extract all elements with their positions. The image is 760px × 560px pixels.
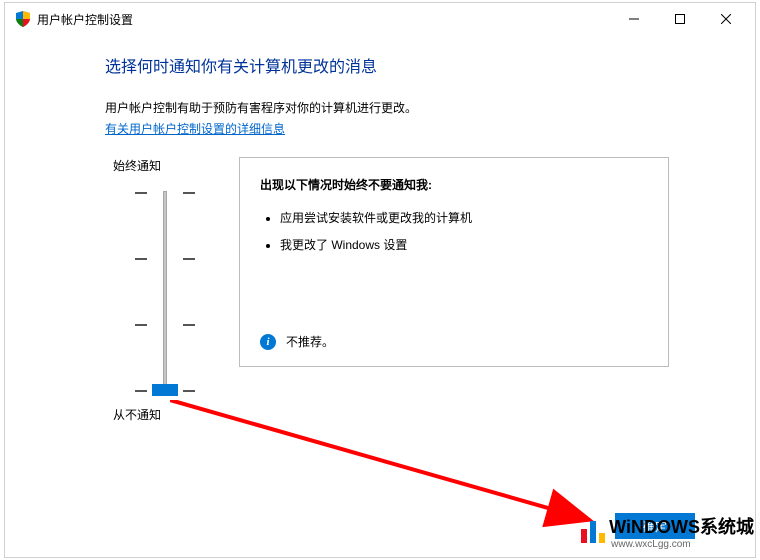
- content-area: 选择何时通知你有关计算机更改的消息 用户帐户控制有助于预防有害程序对你的计算机进…: [5, 35, 755, 423]
- minimize-button[interactable]: [611, 3, 657, 35]
- slider-label-never: 从不通知: [113, 406, 161, 423]
- recommendation: i 不推荐。: [260, 333, 334, 350]
- page-description: 用户帐户控制有助于预防有害程序对你的计算机进行更改。: [105, 99, 755, 116]
- watermark-url: www.wxcLgg.com: [611, 539, 754, 550]
- uac-window: 用户帐户控制设置 选择何时通知你有关计算机更改的消息 用户帐户控制有助于预防有害…: [4, 2, 756, 558]
- panel-heading: 出现以下情况时始终不要通知我:: [260, 176, 648, 193]
- panel-list-item: 我更改了 Windows 设置: [280, 236, 648, 253]
- learn-more-link[interactable]: 有关用户帐户控制设置的详细信息: [105, 120, 285, 137]
- maximize-button[interactable]: [657, 3, 703, 35]
- info-icon: i: [260, 334, 276, 350]
- titlebar: 用户帐户控制设置: [5, 3, 755, 35]
- slider-thumb[interactable]: [152, 384, 178, 396]
- slider-area: 始终通知 从不通知: [105, 157, 225, 423]
- recommendation-text: 不推荐。: [286, 333, 334, 350]
- notification-detail-panel: 出现以下情况时始终不要通知我: 应用尝试安装软件或更改我的计算机 我更改了 Wi…: [239, 157, 669, 367]
- panel-list: 应用尝试安装软件或更改我的计算机 我更改了 Windows 设置: [260, 209, 648, 253]
- window-title: 用户帐户控制设置: [37, 11, 133, 28]
- panel-list-item: 应用尝试安装软件或更改我的计算机: [280, 209, 648, 226]
- slider-label-always: 始终通知: [113, 157, 161, 174]
- watermark: WiNDOWS系统城 www.wxcLgg.com: [581, 513, 754, 550]
- watermark-brand: WiNDOWS系统城: [609, 513, 754, 539]
- page-heading: 选择何时通知你有关计算机更改的消息: [105, 53, 755, 77]
- shield-icon: [15, 11, 31, 27]
- close-button[interactable]: [703, 3, 749, 35]
- watermark-logo-icon: [581, 521, 605, 543]
- notification-slider[interactable]: [135, 192, 195, 392]
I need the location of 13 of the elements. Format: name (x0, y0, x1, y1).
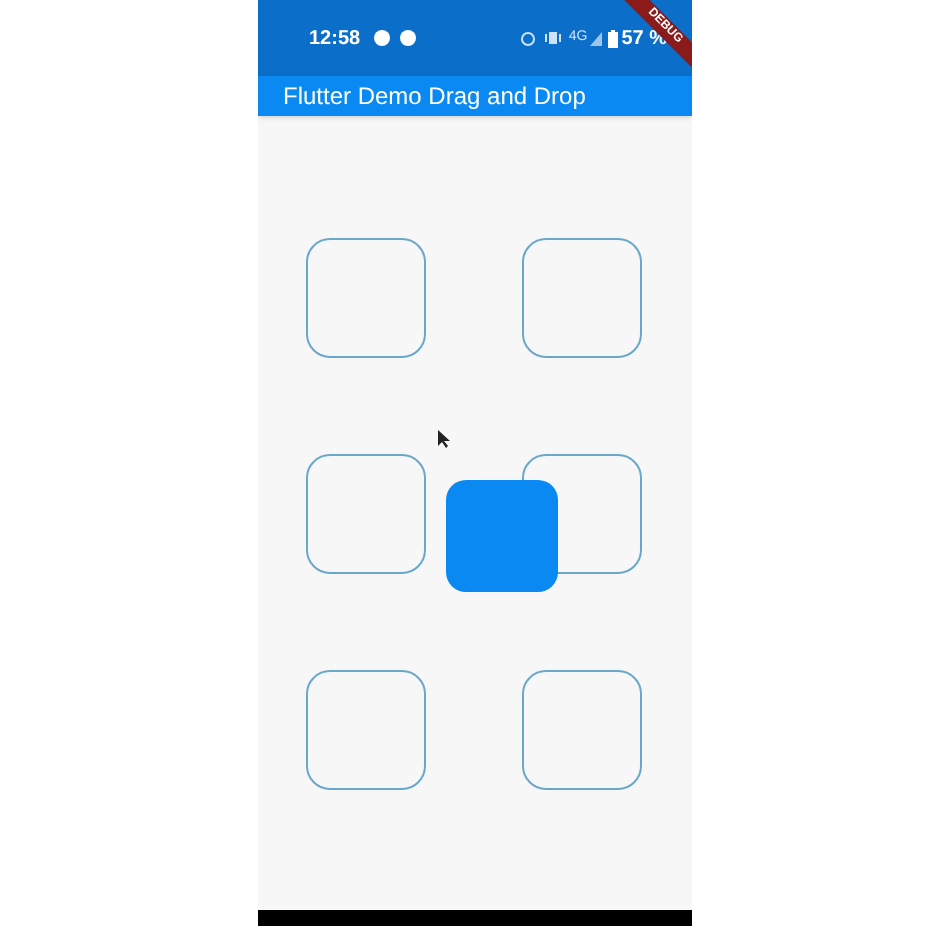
signal-icon (589, 31, 602, 45)
drop-target[interactable] (305, 454, 425, 574)
app-title: Flutter Demo Drag and Drop (283, 80, 586, 114)
alarm-icon (520, 30, 537, 46)
drop-target[interactable] (521, 238, 641, 358)
drag-overlay[interactable] (445, 480, 557, 592)
status-time: 12:58 (309, 25, 361, 53)
cursor-icon (437, 430, 449, 448)
drop-target[interactable] (521, 670, 641, 790)
battery-icon (607, 29, 618, 47)
vibrate-icon (544, 30, 563, 46)
drop-target[interactable] (305, 238, 425, 358)
drop-target[interactable] (305, 670, 425, 790)
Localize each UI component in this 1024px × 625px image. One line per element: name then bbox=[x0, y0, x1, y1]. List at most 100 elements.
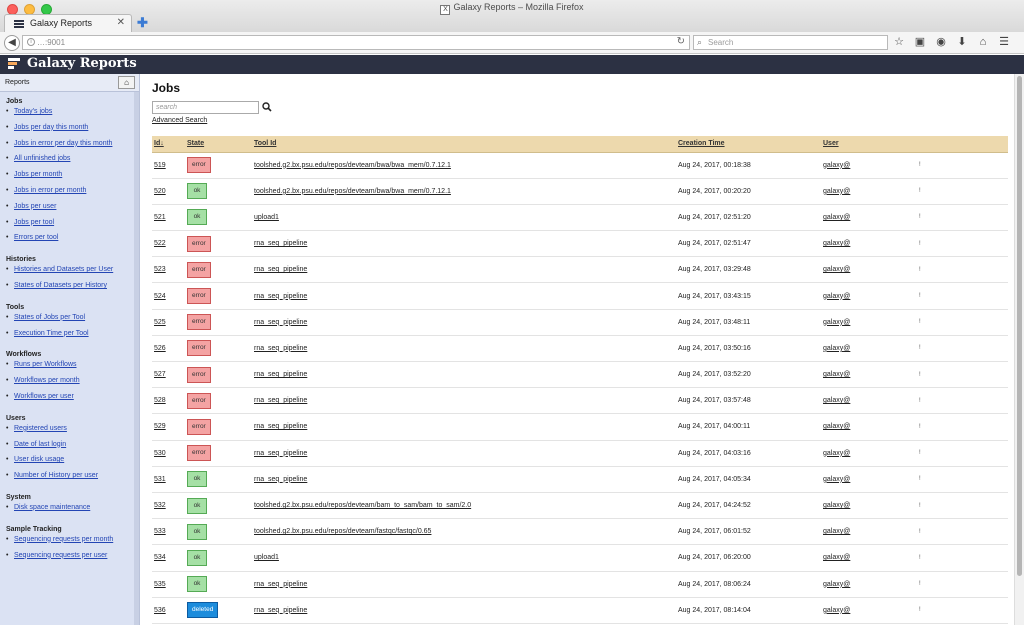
job-id-link[interactable]: 535 bbox=[154, 581, 166, 588]
browser-search-input[interactable]: ⌕ Search bbox=[693, 35, 888, 50]
user-link[interactable]: galaxy@ bbox=[823, 581, 850, 588]
col-id-header[interactable]: Id↓ bbox=[152, 136, 185, 153]
sidebar-item-link[interactable]: Errors per tool bbox=[14, 234, 58, 241]
job-id-link[interactable]: 523 bbox=[154, 266, 166, 273]
tool-id-link[interactable]: toolshed.g2.bx.psu.edu/repos/devteam/bam… bbox=[254, 502, 471, 509]
job-id-link[interactable]: 525 bbox=[154, 319, 166, 326]
menu-icon[interactable]: ☰ bbox=[998, 36, 1010, 49]
tool-id-link[interactable]: rna_seq_pipeline bbox=[254, 371, 307, 378]
tool-id-link[interactable]: toolshed.g2.bx.psu.edu/repos/devteam/fas… bbox=[254, 528, 431, 535]
job-id-link[interactable]: 519 bbox=[154, 162, 166, 169]
sidebar-scrollbar[interactable] bbox=[134, 92, 139, 625]
job-id-link[interactable]: 530 bbox=[154, 450, 166, 457]
user-link[interactable]: galaxy@ bbox=[823, 476, 850, 483]
sidebar-item-link[interactable]: Date of last login bbox=[14, 441, 66, 448]
user-link[interactable]: galaxy@ bbox=[823, 345, 850, 352]
user-link[interactable]: galaxy@ bbox=[823, 607, 850, 614]
job-id-link[interactable]: 527 bbox=[154, 371, 166, 378]
sidebar-item-link[interactable]: Jobs in error per month bbox=[14, 187, 86, 194]
advanced-search-link[interactable]: Advanced Search bbox=[152, 117, 207, 124]
tool-id-link[interactable]: rna_seq_pipeline bbox=[254, 450, 307, 457]
tool-id-link[interactable]: rna_seq_pipeline bbox=[254, 345, 307, 352]
job-id-link[interactable]: 528 bbox=[154, 397, 166, 404]
user-link[interactable]: galaxy@ bbox=[823, 502, 850, 509]
reading-list-icon[interactable]: ▣ bbox=[914, 36, 926, 49]
tool-id-link[interactable]: upload1 bbox=[254, 554, 279, 561]
job-id-link[interactable]: 520 bbox=[154, 188, 166, 195]
sidebar-item-link[interactable]: States of Datasets per History bbox=[14, 282, 107, 289]
job-id-link[interactable]: 526 bbox=[154, 345, 166, 352]
sidebar-item-link[interactable]: Execution Time per Tool bbox=[14, 330, 89, 337]
col-state-header[interactable]: State bbox=[185, 136, 252, 153]
sidebar-item-link[interactable]: Workflows per user bbox=[14, 393, 74, 400]
user-link[interactable]: galaxy@ bbox=[823, 240, 850, 247]
back-button[interactable]: ◀ bbox=[4, 35, 20, 51]
sidebar-item-link[interactable]: Runs per Workflows bbox=[14, 361, 77, 368]
user-link[interactable]: galaxy@ bbox=[823, 371, 850, 378]
sidebar-item-link[interactable]: States of Jobs per Tool bbox=[14, 314, 85, 321]
job-id-link[interactable]: 533 bbox=[154, 528, 166, 535]
user-link[interactable]: galaxy@ bbox=[823, 188, 850, 195]
tool-id-link[interactable]: rna_seq_pipeline bbox=[254, 476, 307, 483]
user-link[interactable]: galaxy@ bbox=[823, 266, 850, 273]
sidebar-item-link[interactable]: Jobs per tool bbox=[14, 219, 54, 226]
job-id-link[interactable]: 532 bbox=[154, 502, 166, 509]
url-bar[interactable]: i …:9001 ↻ bbox=[22, 35, 690, 50]
job-search-input[interactable]: search bbox=[152, 101, 259, 114]
pocket-icon[interactable]: ◉ bbox=[935, 36, 947, 49]
tool-id-link[interactable]: toolshed.g2.bx.psu.edu/repos/devteam/bwa… bbox=[254, 162, 451, 169]
tool-id-link[interactable]: rna_seq_pipeline bbox=[254, 240, 307, 247]
home-button[interactable]: ⌂ bbox=[118, 76, 135, 89]
sidebar-item-link[interactable]: Sequencing requests per user bbox=[14, 552, 107, 559]
sidebar-item-link[interactable]: Registered users bbox=[14, 425, 67, 432]
bookmark-star-icon[interactable]: ☆ bbox=[893, 36, 905, 49]
job-id-link[interactable]: 534 bbox=[154, 554, 166, 561]
job-id-link[interactable]: 524 bbox=[154, 293, 166, 300]
user-link[interactable]: galaxy@ bbox=[823, 214, 850, 221]
col-time-header[interactable]: Creation Time bbox=[676, 136, 821, 153]
sidebar-item-link[interactable]: All unfinished jobs bbox=[14, 155, 70, 162]
sidebar-item-link[interactable]: Jobs in error per day this month bbox=[14, 140, 112, 147]
sidebar-item-link[interactable]: Sequencing requests per month bbox=[14, 536, 113, 543]
sidebar-item-link[interactable]: Histories and Datasets per User bbox=[14, 266, 113, 273]
user-link[interactable]: galaxy@ bbox=[823, 397, 850, 404]
tool-id-link[interactable]: rna_seq_pipeline bbox=[254, 607, 307, 614]
user-link[interactable]: galaxy@ bbox=[823, 450, 850, 457]
user-link[interactable]: galaxy@ bbox=[823, 162, 850, 169]
tool-id-link[interactable]: rna_seq_pipeline bbox=[254, 266, 307, 273]
tool-id-link[interactable]: rna_seq_pipeline bbox=[254, 581, 307, 588]
job-id-link[interactable]: 529 bbox=[154, 423, 166, 430]
sidebar-item-link[interactable]: Jobs per day this month bbox=[14, 124, 88, 131]
col-user-header[interactable]: User bbox=[821, 136, 917, 153]
tool-id-link[interactable]: rna_seq_pipeline bbox=[254, 397, 307, 404]
col-tool-header[interactable]: Tool Id bbox=[252, 136, 676, 153]
job-id-link[interactable]: 536 bbox=[154, 607, 166, 614]
browser-tab[interactable]: Galaxy Reports ✕ bbox=[4, 14, 132, 32]
brand-title[interactable]: Galaxy Reports bbox=[27, 56, 137, 71]
sidebar-item-link[interactable]: Number of History per user bbox=[14, 472, 98, 479]
main-scrollbar[interactable] bbox=[1014, 74, 1024, 625]
home-icon[interactable]: ⌂ bbox=[977, 36, 989, 49]
user-link[interactable]: galaxy@ bbox=[823, 554, 850, 561]
info-icon[interactable]: i bbox=[27, 38, 35, 46]
job-id-link[interactable]: 522 bbox=[154, 240, 166, 247]
tool-id-link[interactable]: rna_seq_pipeline bbox=[254, 423, 307, 430]
sidebar-item-link[interactable]: Jobs per month bbox=[14, 171, 62, 178]
tool-id-link[interactable]: upload1 bbox=[254, 214, 279, 221]
new-tab-icon[interactable]: ✚ bbox=[137, 15, 148, 31]
sidebar-item-link[interactable]: Today's jobs bbox=[14, 108, 52, 115]
scrollbar-thumb[interactable] bbox=[1017, 76, 1022, 576]
user-link[interactable]: galaxy@ bbox=[823, 319, 850, 326]
job-id-link[interactable]: 531 bbox=[154, 476, 166, 483]
user-link[interactable]: galaxy@ bbox=[823, 423, 850, 430]
tool-id-link[interactable]: rna_seq_pipeline bbox=[254, 293, 307, 300]
search-icon[interactable] bbox=[262, 101, 272, 113]
sidebar-item-link[interactable]: Jobs per user bbox=[14, 203, 56, 210]
galaxy-logo-icon[interactable] bbox=[8, 58, 20, 71]
job-id-link[interactable]: 521 bbox=[154, 214, 166, 221]
tool-id-link[interactable]: rna_seq_pipeline bbox=[254, 319, 307, 326]
sidebar-item-link[interactable]: User disk usage bbox=[14, 456, 64, 463]
download-icon[interactable]: ⬇ bbox=[956, 36, 968, 49]
user-link[interactable]: galaxy@ bbox=[823, 293, 850, 300]
reload-icon[interactable]: ↻ bbox=[677, 36, 685, 47]
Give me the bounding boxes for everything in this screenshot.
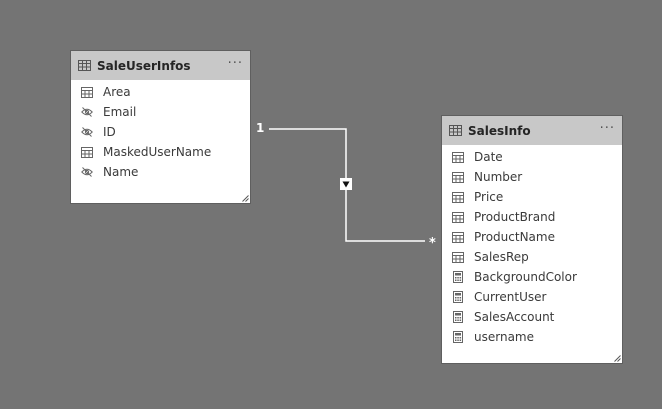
field-area[interactable]: Area — [71, 82, 250, 102]
field-currentuser[interactable]: CurrentUser — [442, 287, 622, 307]
relationship-many-label: * — [429, 236, 436, 251]
field-list: Date Number Price ProductBrand ProductName Sa… — [442, 145, 622, 347]
hidden-eye-icon — [81, 166, 93, 178]
more-options-button[interactable]: ··· — [228, 56, 243, 71]
hidden-eye-icon — [81, 126, 93, 138]
table-card-saleuserinfos[interactable]: SaleUserInfos ··· Area Email ID MaskedUserN… — [70, 50, 251, 204]
field-label: SalesAccount — [474, 310, 555, 324]
field-label: Date — [474, 150, 503, 164]
table-icon — [449, 121, 462, 140]
hidden-eye-icon — [81, 106, 93, 118]
field-label: ProductBrand — [474, 210, 556, 224]
field-label: Area — [103, 85, 131, 99]
table-column-icon — [81, 86, 93, 98]
field-productbrand[interactable]: ProductBrand — [442, 207, 622, 227]
field-label: Number — [474, 170, 523, 184]
field-label: MaskedUserName — [103, 145, 212, 159]
field-email[interactable]: Email — [71, 102, 250, 122]
table-column-icon — [452, 151, 464, 163]
field-productname[interactable]: ProductName — [442, 227, 622, 247]
table-column-icon — [452, 171, 464, 183]
table-title: SalesInfo — [468, 123, 531, 138]
field-label: ProductName — [474, 230, 555, 244]
field-salesrep[interactable]: SalesRep — [442, 247, 622, 267]
field-backgroundcolor[interactable]: BackgroundColor — [442, 267, 622, 287]
field-label: BackgroundColor — [474, 270, 577, 284]
resize-handle-icon[interactable] — [242, 195, 249, 202]
table-card-header[interactable]: SaleUserInfos ··· — [71, 51, 250, 80]
calculator-icon — [452, 291, 464, 303]
field-label: Name — [103, 165, 139, 179]
field-label: Email — [103, 105, 137, 119]
field-date[interactable]: Date — [442, 147, 622, 167]
field-username[interactable]: username — [442, 327, 622, 347]
field-id[interactable]: ID — [71, 122, 250, 142]
field-label: ID — [103, 125, 116, 139]
more-options-button[interactable]: ··· — [600, 121, 615, 136]
field-label: CurrentUser — [474, 290, 547, 304]
table-icon — [78, 56, 91, 75]
field-list: Area Email ID MaskedUserName Name — [71, 80, 250, 182]
table-column-icon — [81, 146, 93, 158]
relationship-one-label: 1 — [256, 121, 265, 135]
field-price[interactable]: Price — [442, 187, 622, 207]
field-name[interactable]: Name — [71, 162, 250, 182]
table-column-icon — [452, 251, 464, 263]
table-column-icon — [452, 231, 464, 243]
table-card-salesinfo[interactable]: SalesInfo ··· Date Number Price ProductBran… — [441, 115, 623, 364]
table-column-icon — [452, 211, 464, 223]
resize-handle-icon[interactable] — [614, 355, 621, 362]
field-label: username — [474, 330, 534, 344]
field-label: SalesRep — [474, 250, 529, 264]
calculator-icon — [452, 311, 464, 323]
table-column-icon — [452, 191, 464, 203]
table-title: SaleUserInfos — [97, 58, 191, 73]
field-label: Price — [474, 190, 504, 204]
table-card-header[interactable]: SalesInfo ··· — [442, 116, 622, 145]
calculator-icon — [452, 271, 464, 283]
field-number[interactable]: Number — [442, 167, 622, 187]
field-maskedusername[interactable]: MaskedUserName — [71, 142, 250, 162]
calculator-icon — [452, 331, 464, 343]
field-salesaccount[interactable]: SalesAccount — [442, 307, 622, 327]
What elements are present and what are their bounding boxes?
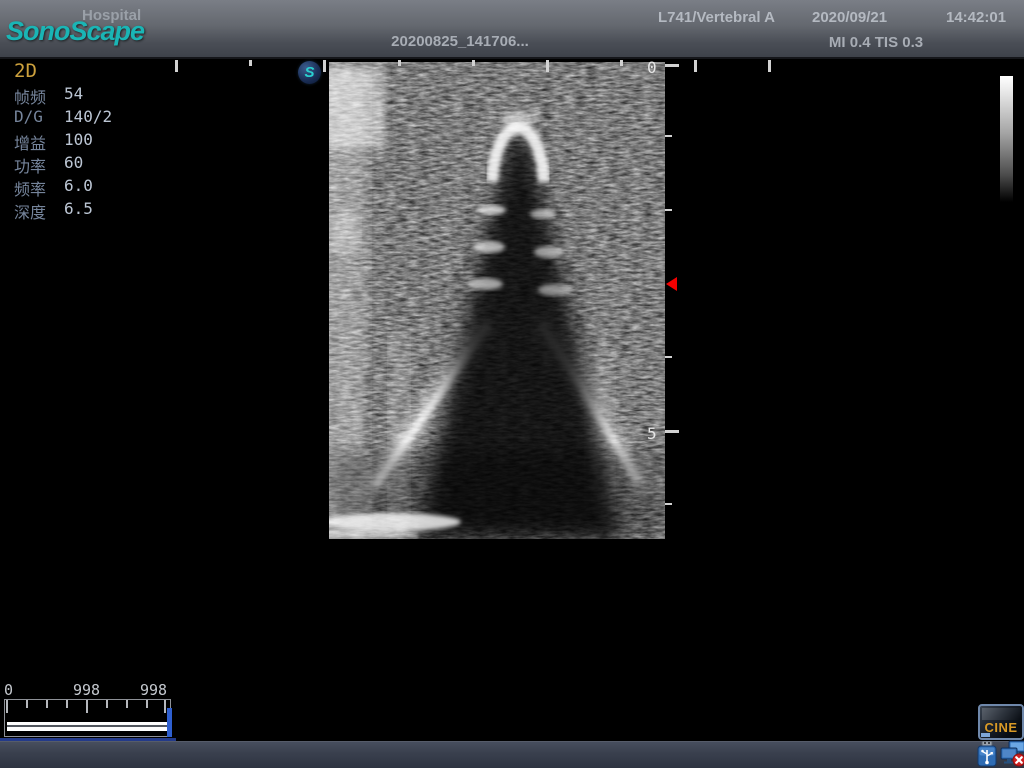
———
▸ Exercise: Swap "interactable" for "clickable" in everything from the start of the records down to the line containing "I need the location", and give those lines back otherwise unchanged, with the pictures left out.

▸ Task output:
extract all elements with their positions. The image is 760px × 560px pixels.
- content-area: 选择何时通知你有关计算机更改的消息 用户帐户控制有助于预防有害程序对你的计算机进…: [5, 35, 755, 423]
- minimize-button[clickable]: [611, 3, 657, 35]
- slider-label-never: 从不通知: [113, 406, 161, 423]
- recommendation: i 不推荐。: [260, 333, 334, 350]
- page-description: 用户帐户控制有助于预防有害程序对你的计算机进行更改。: [105, 99, 755, 116]
- watermark-url: www.wxcLgg.com: [611, 539, 754, 550]
- uac-window: 用户帐户控制设置 选择何时通知你有关计算机更改的消息 用户帐户控制有助于预防有害…: [4, 2, 756, 558]
- panel-heading: 出现以下情况时始终不要通知我:: [260, 176, 648, 193]
- panel-list-item: 我更改了 Windows 设置: [280, 236, 648, 253]
- learn-more-link[clickable]: 有关用户帐户控制设置的详细信息: [105, 120, 285, 137]
- maximize-button[clickable]: [657, 3, 703, 35]
- info-icon: i: [260, 334, 276, 350]
- titlebar: 用户帐户控制设置: [5, 3, 755, 35]
- slider-thumb[clickable]: [152, 384, 178, 396]
- slider-area: 始终通知 从不通知: [105, 157, 225, 423]
- recommendation-text: 不推荐。: [286, 333, 334, 350]
- notification-detail-panel: 出现以下情况时始终不要通知我: 应用尝试安装软件或更改我的计算机 我更改了 Wi…: [239, 157, 669, 367]
- panel-list: 应用尝试安装软件或更改我的计算机 我更改了 Windows 设置: [260, 209, 648, 253]
- window-title: 用户帐户控制设置: [37, 11, 133, 28]
- panel-list-item: 应用尝试安装软件或更改我的计算机: [280, 209, 648, 226]
- slider-label-always: 始终通知: [113, 157, 161, 174]
- watermark: WiNDOWS系统城 www.wxcLgg.com: [581, 513, 754, 550]
- watermark-brand: WiNDOWS系统城: [609, 513, 754, 539]
- page-heading: 选择何时通知你有关计算机更改的消息: [105, 53, 755, 77]
- shield-icon: [15, 11, 31, 27]
- close-button[clickable]: [703, 3, 749, 35]
- watermark-logo-icon: [581, 521, 605, 543]
- notification-slider[clickable]: [135, 192, 195, 392]
I need the location of 13 of the elements. Format: name (x0, y0, x1, y1).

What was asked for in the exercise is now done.